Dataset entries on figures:
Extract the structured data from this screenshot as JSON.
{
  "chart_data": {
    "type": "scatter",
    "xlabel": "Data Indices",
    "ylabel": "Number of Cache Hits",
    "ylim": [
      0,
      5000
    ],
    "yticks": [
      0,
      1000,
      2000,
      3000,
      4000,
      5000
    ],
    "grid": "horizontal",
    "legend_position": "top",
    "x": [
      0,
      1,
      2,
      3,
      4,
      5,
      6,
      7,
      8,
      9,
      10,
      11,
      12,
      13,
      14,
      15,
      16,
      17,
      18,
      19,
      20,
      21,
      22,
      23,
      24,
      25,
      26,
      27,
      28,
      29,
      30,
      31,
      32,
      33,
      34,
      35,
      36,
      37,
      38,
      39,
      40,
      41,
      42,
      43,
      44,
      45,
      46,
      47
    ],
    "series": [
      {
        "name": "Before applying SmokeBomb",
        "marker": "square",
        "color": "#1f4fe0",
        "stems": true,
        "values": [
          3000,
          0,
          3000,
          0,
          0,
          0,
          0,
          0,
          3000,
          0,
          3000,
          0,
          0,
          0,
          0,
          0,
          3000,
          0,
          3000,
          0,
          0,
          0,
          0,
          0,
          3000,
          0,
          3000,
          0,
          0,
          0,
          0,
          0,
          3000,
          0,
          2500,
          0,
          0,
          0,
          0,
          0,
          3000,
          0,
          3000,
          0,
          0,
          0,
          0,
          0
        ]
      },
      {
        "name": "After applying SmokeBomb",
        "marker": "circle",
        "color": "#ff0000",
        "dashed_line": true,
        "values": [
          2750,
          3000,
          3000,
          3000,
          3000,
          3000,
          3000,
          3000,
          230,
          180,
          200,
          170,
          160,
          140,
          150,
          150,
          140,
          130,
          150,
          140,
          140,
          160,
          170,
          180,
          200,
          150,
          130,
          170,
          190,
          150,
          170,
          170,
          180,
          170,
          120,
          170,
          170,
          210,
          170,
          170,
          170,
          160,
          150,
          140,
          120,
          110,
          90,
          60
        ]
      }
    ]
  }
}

Exercise goal ::
Print the material once more, exactly.

Answer in full ::
Extract the structured data from this screenshot as JSON.
{
  "chart_data": {
    "type": "scatter",
    "xlabel": "Data Indices",
    "ylabel": "Number of Cache Hits",
    "ylim": [
      0,
      5000
    ],
    "yticks": [
      0,
      1000,
      2000,
      3000,
      4000,
      5000
    ],
    "grid": "horizontal",
    "legend_position": "top",
    "x": [
      0,
      1,
      2,
      3,
      4,
      5,
      6,
      7,
      8,
      9,
      10,
      11,
      12,
      13,
      14,
      15,
      16,
      17,
      18,
      19,
      20,
      21,
      22,
      23,
      24,
      25,
      26,
      27,
      28,
      29,
      30,
      31,
      32,
      33,
      34,
      35,
      36,
      37,
      38,
      39,
      40,
      41,
      42,
      43,
      44,
      45,
      46,
      47
    ],
    "series": [
      {
        "name": "Before applying SmokeBomb",
        "marker": "square",
        "color": "#1f4fe0",
        "stems": true,
        "values": [
          3000,
          0,
          3000,
          0,
          0,
          0,
          0,
          0,
          3000,
          0,
          3000,
          0,
          0,
          0,
          0,
          0,
          3000,
          0,
          3000,
          0,
          0,
          0,
          0,
          0,
          3000,
          0,
          3000,
          0,
          0,
          0,
          0,
          0,
          3000,
          0,
          2500,
          0,
          0,
          0,
          0,
          0,
          3000,
          0,
          3000,
          0,
          0,
          0,
          0,
          0
        ]
      },
      {
        "name": "After applying SmokeBomb",
        "marker": "circle",
        "color": "#ff0000",
        "dashed_line": true,
        "values": [
          2750,
          3000,
          3000,
          3000,
          3000,
          3000,
          3000,
          3000,
          230,
          180,
          200,
          170,
          160,
          140,
          150,
          150,
          140,
          130,
          150,
          140,
          140,
          160,
          170,
          180,
          200,
          150,
          130,
          170,
          190,
          150,
          170,
          170,
          180,
          170,
          120,
          170,
          170,
          210,
          170,
          170,
          170,
          160,
          150,
          140,
          120,
          110,
          90,
          60
        ]
      }
    ]
  }
}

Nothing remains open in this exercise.